» OBJECTIVE:
Using the data below, determine the number of lines that include the string "into". Write only that number.

>> START EXERCISE MATERIALS

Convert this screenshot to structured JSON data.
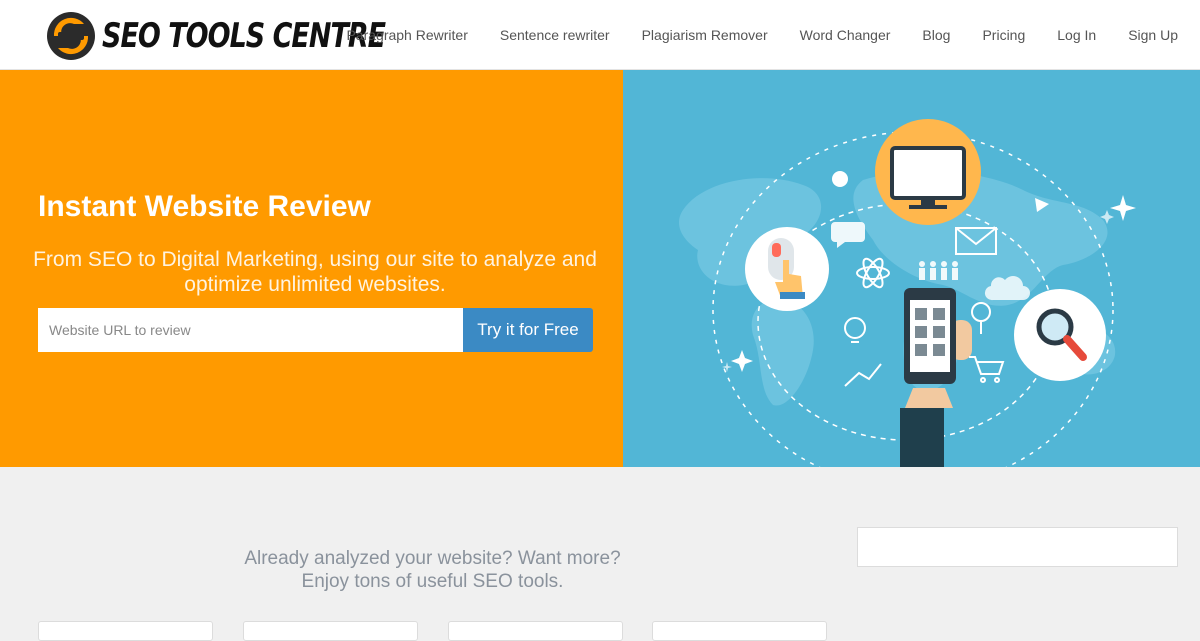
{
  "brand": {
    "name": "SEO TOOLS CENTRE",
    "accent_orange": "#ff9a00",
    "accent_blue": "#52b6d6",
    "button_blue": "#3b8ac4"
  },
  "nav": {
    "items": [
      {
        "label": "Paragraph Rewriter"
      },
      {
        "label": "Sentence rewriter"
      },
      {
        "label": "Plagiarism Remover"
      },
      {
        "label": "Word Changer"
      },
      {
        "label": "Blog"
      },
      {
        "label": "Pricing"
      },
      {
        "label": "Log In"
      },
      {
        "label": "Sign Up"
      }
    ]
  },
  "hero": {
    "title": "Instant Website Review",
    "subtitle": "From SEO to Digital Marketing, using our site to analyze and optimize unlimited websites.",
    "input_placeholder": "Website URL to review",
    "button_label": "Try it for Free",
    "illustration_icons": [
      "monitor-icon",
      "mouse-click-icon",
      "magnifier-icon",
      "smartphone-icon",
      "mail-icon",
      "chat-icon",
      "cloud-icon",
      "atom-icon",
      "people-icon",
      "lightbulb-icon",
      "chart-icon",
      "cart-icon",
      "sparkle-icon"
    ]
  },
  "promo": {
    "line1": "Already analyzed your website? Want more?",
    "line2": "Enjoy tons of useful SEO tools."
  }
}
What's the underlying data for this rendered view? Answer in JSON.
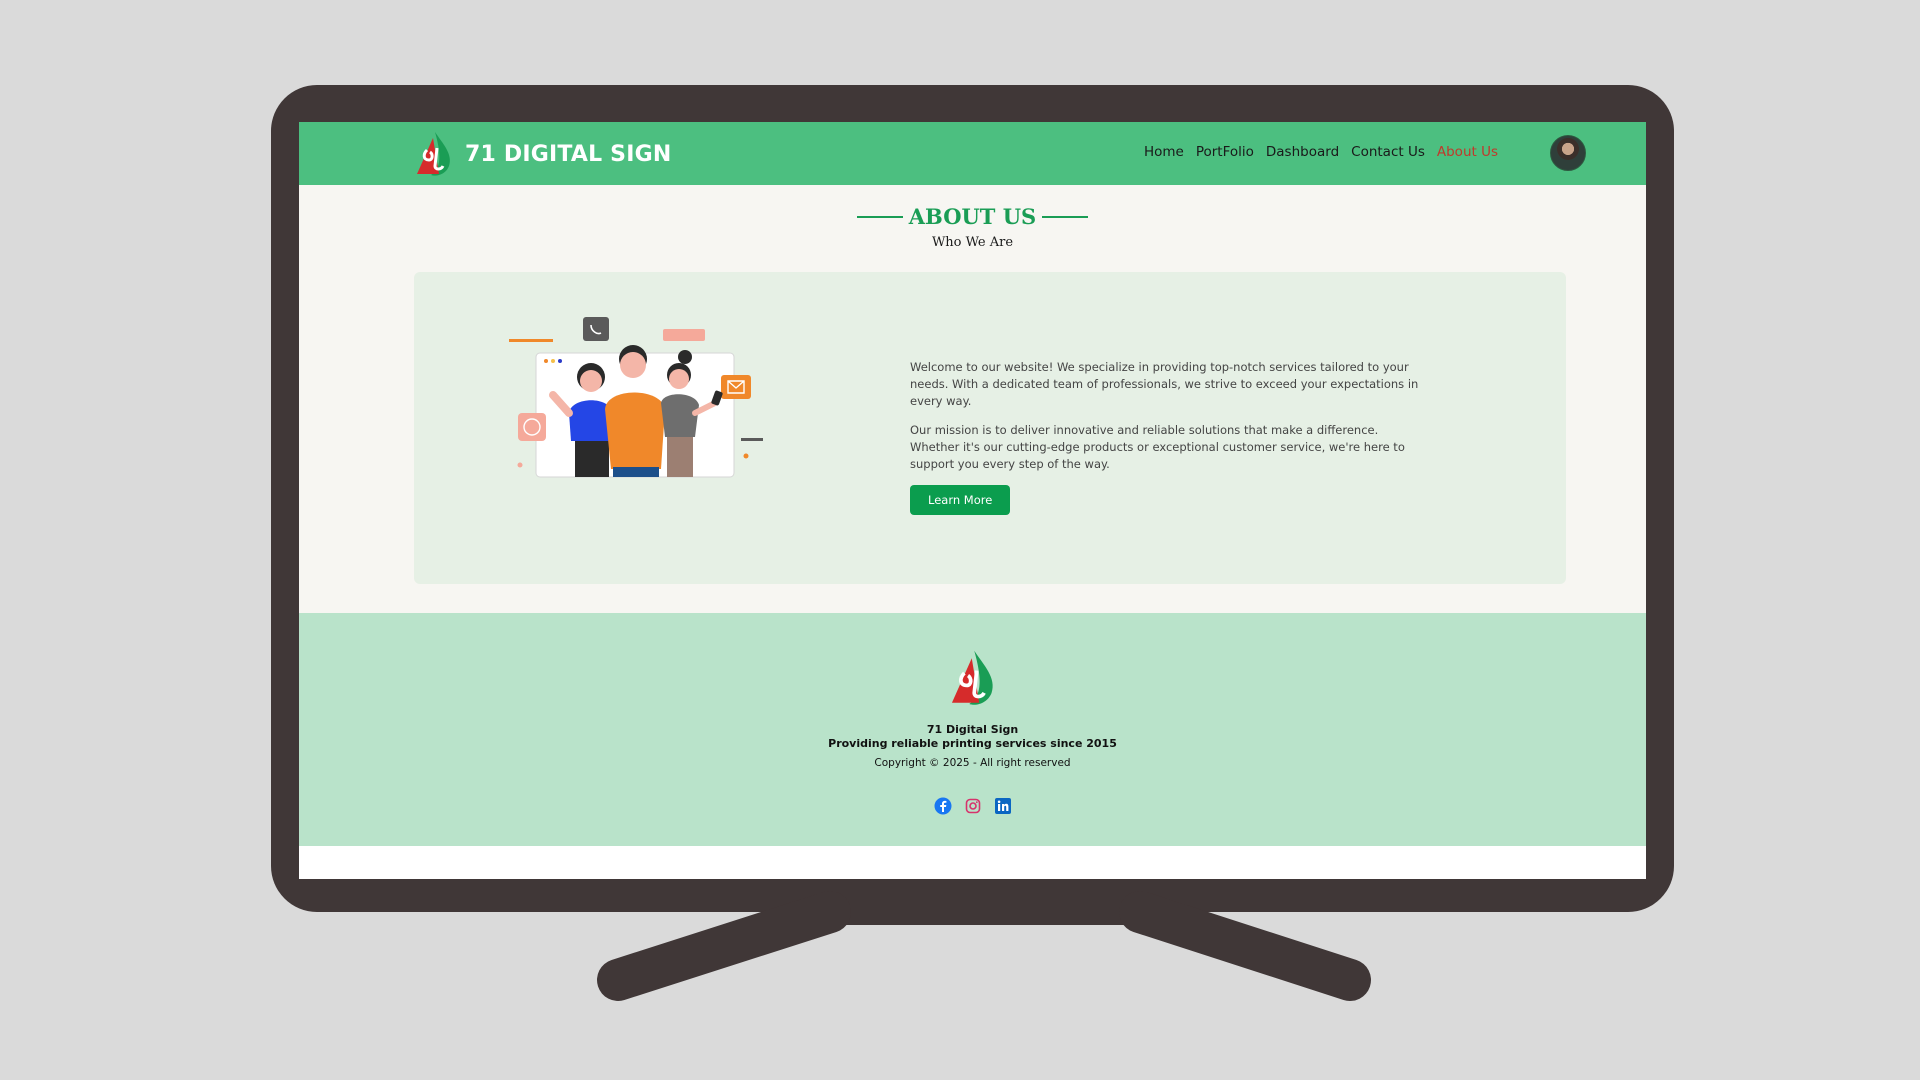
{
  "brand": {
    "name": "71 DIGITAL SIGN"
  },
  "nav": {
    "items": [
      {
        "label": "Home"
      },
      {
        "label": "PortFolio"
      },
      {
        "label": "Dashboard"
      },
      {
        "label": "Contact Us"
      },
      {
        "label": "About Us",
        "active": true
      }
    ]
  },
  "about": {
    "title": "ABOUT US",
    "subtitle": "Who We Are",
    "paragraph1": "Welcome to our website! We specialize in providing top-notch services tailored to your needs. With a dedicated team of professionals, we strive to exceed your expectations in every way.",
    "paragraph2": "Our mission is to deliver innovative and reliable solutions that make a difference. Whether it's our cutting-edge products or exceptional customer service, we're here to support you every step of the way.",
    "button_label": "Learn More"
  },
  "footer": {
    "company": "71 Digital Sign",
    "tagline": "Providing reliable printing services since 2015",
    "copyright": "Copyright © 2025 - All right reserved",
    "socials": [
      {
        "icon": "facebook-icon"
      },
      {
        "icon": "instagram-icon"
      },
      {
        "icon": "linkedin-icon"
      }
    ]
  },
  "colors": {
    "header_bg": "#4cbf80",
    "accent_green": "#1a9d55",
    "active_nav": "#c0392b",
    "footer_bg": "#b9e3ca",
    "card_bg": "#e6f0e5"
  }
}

>> END EXERCISE MATERIALS
>> START EXERCISE MATERIALS

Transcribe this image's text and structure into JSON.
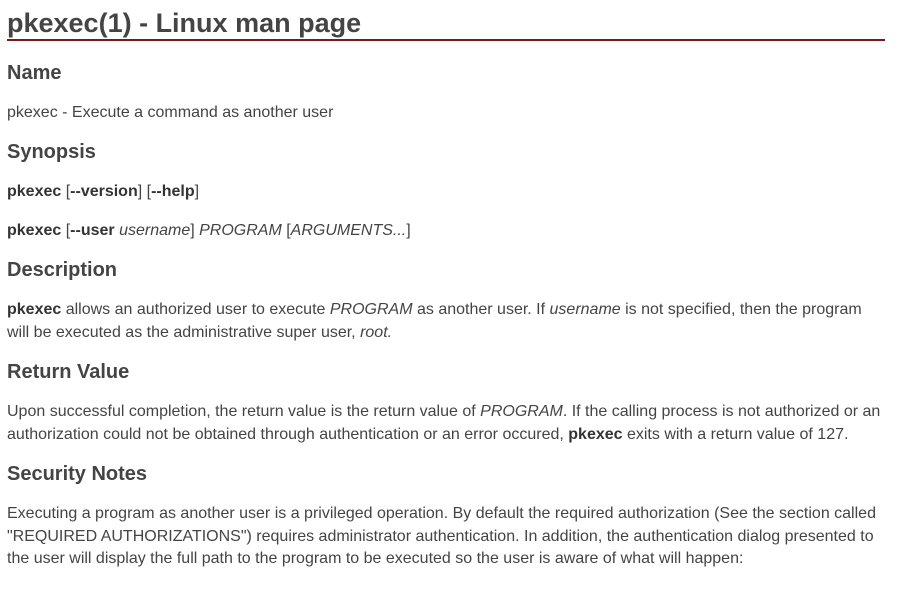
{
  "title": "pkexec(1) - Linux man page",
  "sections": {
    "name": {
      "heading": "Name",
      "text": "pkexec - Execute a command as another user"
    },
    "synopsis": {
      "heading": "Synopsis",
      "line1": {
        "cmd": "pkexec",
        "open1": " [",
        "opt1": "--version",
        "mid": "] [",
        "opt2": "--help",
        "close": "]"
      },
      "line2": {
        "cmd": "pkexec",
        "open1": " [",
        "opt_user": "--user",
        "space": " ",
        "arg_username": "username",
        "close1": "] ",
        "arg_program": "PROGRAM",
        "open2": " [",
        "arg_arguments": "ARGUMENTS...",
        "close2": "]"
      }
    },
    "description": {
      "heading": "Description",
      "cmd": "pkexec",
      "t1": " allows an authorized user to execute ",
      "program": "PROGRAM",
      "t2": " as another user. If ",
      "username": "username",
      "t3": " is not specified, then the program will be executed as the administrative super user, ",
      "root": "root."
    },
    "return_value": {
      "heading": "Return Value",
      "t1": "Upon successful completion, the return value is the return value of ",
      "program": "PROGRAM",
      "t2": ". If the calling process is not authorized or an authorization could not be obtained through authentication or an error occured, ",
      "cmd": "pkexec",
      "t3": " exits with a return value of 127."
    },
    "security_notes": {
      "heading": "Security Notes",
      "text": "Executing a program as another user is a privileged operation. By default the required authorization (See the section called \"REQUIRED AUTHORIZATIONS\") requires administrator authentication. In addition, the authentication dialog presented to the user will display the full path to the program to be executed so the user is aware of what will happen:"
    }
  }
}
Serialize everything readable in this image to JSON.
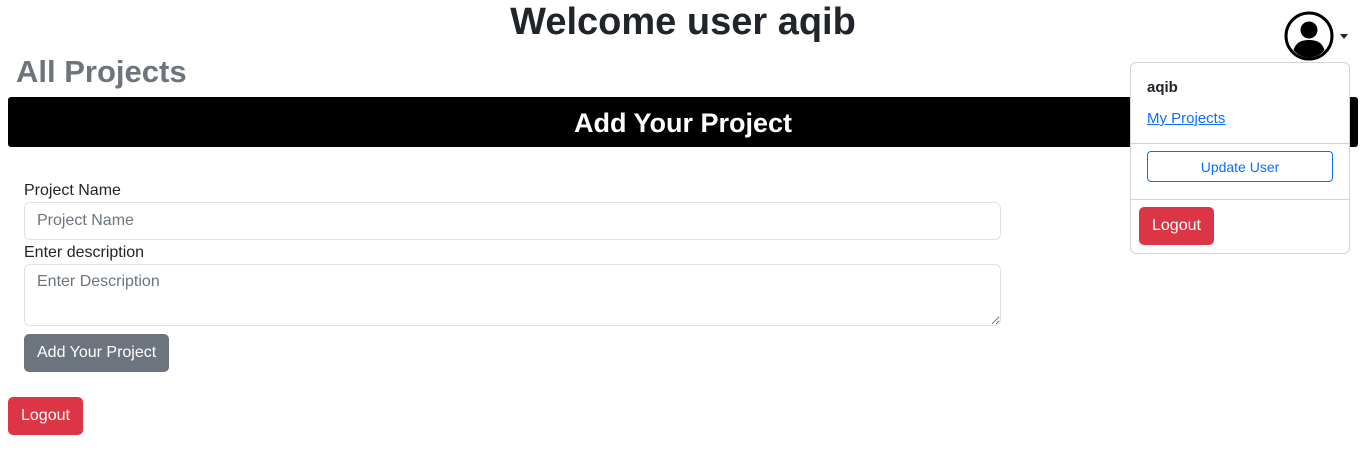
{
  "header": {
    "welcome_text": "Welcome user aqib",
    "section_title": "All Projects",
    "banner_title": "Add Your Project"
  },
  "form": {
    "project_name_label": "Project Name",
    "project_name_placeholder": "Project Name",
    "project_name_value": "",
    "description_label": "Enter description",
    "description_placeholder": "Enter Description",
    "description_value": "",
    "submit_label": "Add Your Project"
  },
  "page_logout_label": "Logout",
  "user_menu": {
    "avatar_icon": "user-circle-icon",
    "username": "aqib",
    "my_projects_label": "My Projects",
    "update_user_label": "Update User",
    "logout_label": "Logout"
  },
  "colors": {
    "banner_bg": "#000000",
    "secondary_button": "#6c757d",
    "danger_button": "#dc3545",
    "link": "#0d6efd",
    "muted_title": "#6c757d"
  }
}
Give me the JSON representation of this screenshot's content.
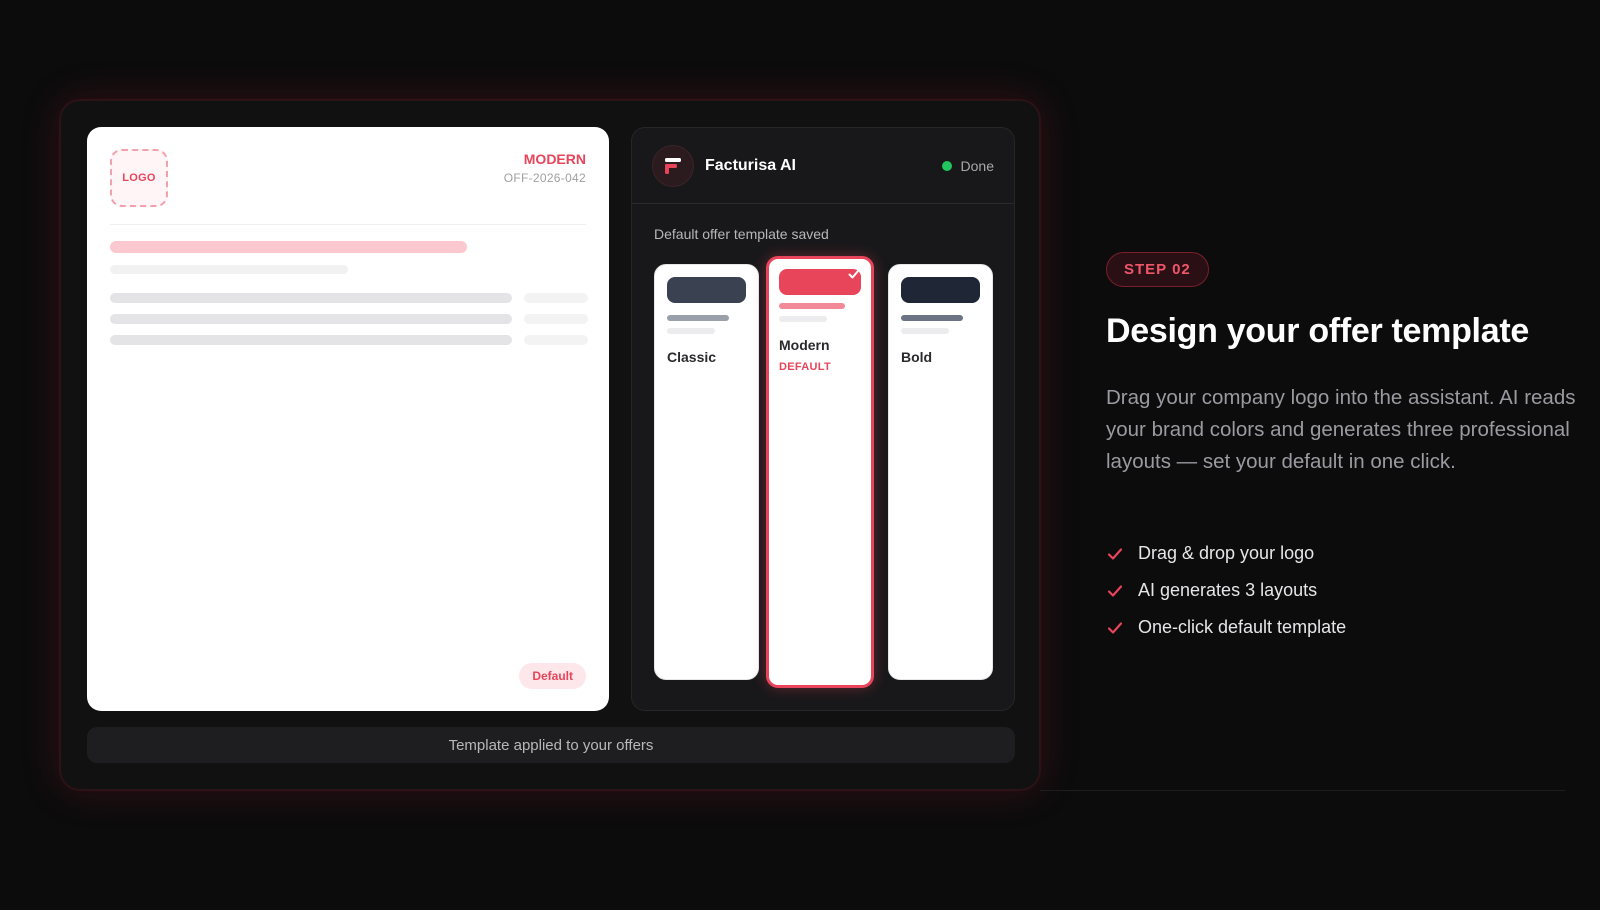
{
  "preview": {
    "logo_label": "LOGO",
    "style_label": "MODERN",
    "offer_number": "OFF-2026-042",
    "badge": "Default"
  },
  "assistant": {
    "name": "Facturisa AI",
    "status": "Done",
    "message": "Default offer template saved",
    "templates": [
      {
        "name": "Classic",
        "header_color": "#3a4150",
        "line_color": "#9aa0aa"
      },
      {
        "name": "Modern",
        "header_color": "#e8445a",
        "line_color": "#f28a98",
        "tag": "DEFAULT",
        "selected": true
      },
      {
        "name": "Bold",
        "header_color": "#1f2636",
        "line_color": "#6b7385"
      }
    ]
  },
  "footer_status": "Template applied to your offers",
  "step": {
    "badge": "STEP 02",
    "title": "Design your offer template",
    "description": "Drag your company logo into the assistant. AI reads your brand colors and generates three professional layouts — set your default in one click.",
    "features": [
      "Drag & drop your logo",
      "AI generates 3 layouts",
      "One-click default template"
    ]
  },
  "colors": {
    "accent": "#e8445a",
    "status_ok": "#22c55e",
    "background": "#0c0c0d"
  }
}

>> END EXERCISE MATERIALS

» TASK RESPONSE:
2